What you should do: Report how many lines of the following entries include the string "Quantiles"; respond with the number alone.

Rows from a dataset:
┄┄┄┄┄┄
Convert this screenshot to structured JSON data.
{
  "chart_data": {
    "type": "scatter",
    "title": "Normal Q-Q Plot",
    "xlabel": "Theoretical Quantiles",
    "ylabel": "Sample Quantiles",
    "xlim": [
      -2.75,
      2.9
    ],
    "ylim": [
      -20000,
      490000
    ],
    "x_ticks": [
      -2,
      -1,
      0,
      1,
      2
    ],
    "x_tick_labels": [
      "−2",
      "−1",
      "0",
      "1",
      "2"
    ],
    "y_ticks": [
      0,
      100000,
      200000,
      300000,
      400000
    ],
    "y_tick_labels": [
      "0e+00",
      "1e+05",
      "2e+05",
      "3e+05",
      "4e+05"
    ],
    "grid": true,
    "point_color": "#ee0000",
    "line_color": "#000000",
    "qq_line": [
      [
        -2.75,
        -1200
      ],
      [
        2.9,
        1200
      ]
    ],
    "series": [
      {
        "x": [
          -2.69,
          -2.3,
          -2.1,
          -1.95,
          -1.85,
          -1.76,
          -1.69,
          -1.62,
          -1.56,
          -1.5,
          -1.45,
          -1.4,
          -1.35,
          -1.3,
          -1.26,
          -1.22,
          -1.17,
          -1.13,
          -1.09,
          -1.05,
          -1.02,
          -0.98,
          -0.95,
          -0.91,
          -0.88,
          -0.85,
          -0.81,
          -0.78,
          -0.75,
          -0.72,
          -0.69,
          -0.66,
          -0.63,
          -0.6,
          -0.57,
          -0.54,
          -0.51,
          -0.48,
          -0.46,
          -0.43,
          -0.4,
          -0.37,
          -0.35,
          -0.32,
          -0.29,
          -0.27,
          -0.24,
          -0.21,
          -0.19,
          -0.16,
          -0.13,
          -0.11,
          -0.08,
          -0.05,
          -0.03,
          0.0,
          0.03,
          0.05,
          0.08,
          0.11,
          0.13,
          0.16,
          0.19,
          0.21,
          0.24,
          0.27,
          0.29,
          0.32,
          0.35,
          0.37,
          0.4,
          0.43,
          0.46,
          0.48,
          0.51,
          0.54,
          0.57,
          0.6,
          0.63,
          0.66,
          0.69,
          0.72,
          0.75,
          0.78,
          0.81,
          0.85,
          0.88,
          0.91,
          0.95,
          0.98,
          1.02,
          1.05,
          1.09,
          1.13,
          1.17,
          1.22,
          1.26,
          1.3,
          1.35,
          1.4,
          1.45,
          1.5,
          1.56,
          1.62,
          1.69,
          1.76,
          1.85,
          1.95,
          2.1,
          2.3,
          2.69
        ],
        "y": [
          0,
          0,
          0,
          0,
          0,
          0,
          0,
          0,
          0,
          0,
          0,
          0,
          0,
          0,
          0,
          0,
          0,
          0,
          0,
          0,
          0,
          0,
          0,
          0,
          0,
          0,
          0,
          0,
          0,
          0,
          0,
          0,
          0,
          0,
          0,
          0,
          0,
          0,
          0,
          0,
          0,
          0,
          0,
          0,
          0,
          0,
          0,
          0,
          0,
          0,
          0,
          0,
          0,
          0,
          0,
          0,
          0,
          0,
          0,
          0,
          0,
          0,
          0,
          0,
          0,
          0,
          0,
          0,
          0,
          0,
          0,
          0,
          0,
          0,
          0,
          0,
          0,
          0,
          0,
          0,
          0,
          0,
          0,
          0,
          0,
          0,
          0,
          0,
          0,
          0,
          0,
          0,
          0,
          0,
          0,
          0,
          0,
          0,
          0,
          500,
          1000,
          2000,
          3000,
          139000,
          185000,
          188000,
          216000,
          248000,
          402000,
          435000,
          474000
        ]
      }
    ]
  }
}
┄┄┄┄┄┄
Solution to this exercise: 2